▶ [MATERIAL FOR THIS TASK]

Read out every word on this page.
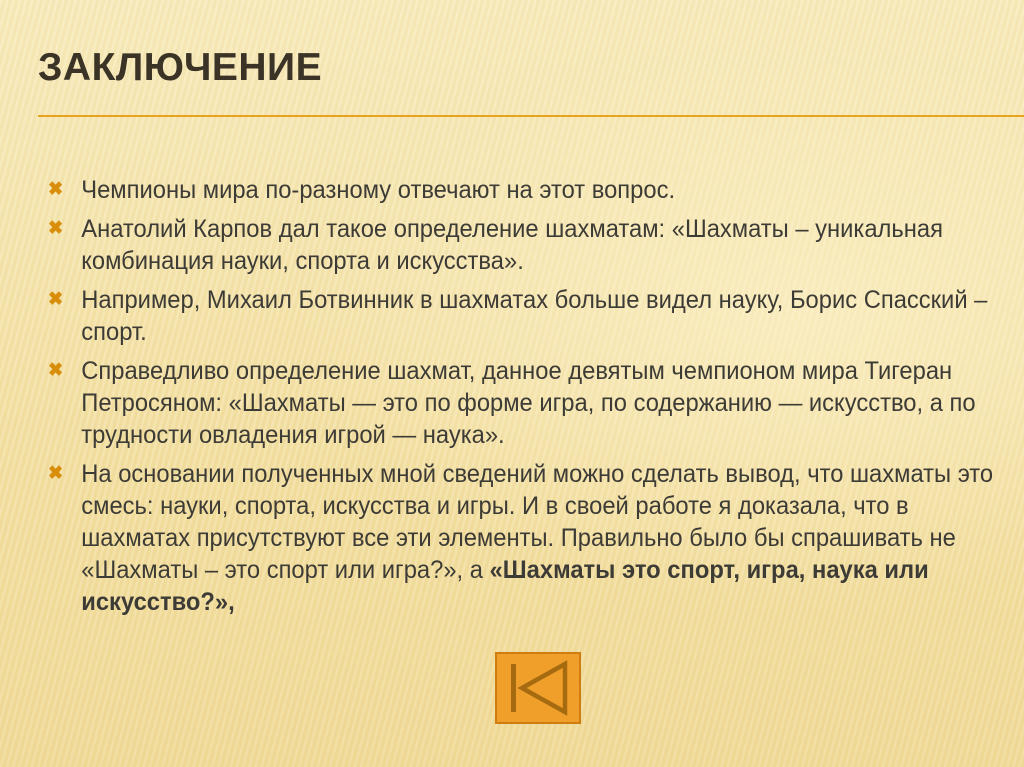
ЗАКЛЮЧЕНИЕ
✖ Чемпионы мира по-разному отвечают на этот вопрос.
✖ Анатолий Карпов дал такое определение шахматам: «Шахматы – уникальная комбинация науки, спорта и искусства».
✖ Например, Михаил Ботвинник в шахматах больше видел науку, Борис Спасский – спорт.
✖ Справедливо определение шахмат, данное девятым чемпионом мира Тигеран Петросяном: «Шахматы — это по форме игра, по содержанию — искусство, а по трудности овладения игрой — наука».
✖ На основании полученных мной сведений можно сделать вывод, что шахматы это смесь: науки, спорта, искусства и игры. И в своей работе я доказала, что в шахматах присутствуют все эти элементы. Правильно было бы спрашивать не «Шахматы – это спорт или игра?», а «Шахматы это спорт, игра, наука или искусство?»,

▶ [SET TASK] In the entries above, find every line holding the word "искусство" and copy it out.

▶ [WRITTEN SOLUTION]
✖ Справедливо определение шахмат, данное девятым чемпионом мира Тигеран Петросяном: «Шахматы — это по форме игра, по содержанию — искусство, а по трудности овладения игрой — наука».
✖ На основании полученных мной сведений можно сделать вывод, что шахматы это смесь: науки, спорта, искусства и игры. И в своей работе я доказала, что в шахматах присутствуют все эти элементы. Правильно было бы спрашивать не «Шахматы – это спорт или игра?», а «Шахматы это спорт, игра, наука или искусство?»,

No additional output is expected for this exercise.